- Task instructions
Can you copy out the material verbatim, from its first line up to and including the line that contains "list-item-label: Utilizzo dati"?

(Stored records)

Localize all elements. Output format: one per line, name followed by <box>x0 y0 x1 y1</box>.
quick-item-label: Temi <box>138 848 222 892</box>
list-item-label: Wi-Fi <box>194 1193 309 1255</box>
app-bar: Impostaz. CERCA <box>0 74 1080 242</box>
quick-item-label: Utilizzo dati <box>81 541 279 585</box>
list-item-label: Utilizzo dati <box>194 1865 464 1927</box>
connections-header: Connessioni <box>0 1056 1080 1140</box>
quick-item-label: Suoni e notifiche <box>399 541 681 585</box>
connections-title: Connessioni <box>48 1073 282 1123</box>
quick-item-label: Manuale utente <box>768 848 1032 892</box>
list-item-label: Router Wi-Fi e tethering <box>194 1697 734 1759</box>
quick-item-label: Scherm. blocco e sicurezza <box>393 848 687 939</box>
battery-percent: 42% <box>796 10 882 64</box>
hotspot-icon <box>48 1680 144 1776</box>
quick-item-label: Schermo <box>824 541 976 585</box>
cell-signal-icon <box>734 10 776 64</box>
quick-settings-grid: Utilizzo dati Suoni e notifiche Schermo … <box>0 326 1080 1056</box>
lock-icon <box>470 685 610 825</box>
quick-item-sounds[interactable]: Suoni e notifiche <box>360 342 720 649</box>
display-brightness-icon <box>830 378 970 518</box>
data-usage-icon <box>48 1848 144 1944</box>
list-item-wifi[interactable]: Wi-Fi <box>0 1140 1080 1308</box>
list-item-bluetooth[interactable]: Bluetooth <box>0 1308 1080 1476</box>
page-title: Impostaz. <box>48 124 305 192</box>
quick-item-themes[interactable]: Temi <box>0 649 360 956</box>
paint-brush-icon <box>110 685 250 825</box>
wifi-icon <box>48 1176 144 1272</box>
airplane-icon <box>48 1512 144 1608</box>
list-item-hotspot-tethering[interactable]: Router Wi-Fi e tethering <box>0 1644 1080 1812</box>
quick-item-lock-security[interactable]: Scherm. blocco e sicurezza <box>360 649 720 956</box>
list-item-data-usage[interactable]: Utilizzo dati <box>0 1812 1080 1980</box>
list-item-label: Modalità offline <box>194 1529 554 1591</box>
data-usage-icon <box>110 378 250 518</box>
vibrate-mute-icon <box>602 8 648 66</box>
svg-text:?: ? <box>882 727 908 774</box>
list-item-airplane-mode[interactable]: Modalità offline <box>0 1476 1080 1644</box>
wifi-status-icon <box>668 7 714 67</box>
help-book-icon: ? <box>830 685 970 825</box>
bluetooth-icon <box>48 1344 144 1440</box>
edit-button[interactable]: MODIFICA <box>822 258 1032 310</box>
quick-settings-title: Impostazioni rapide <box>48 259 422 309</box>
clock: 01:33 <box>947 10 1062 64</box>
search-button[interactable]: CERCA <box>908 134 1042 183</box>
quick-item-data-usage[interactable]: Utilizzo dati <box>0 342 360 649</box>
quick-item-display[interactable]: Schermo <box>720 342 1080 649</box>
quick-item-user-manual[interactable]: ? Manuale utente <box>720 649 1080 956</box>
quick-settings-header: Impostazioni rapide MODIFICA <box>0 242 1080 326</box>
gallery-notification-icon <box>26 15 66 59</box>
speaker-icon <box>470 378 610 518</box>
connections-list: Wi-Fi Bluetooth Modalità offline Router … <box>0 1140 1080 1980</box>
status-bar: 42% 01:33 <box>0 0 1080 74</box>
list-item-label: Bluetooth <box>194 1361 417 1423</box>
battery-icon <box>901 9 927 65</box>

- Result of this task
Localize all elements. Output format: one per line, name followed by <box>x0 y0 x1 y1</box>.
quick-item-label: Temi <box>138 848 222 892</box>
list-item-label: Wi-Fi <box>194 1193 309 1255</box>
app-bar: Impostaz. CERCA <box>0 74 1080 242</box>
quick-item-label: Utilizzo dati <box>81 541 279 585</box>
list-item-label: Utilizzo dati <box>194 1865 464 1927</box>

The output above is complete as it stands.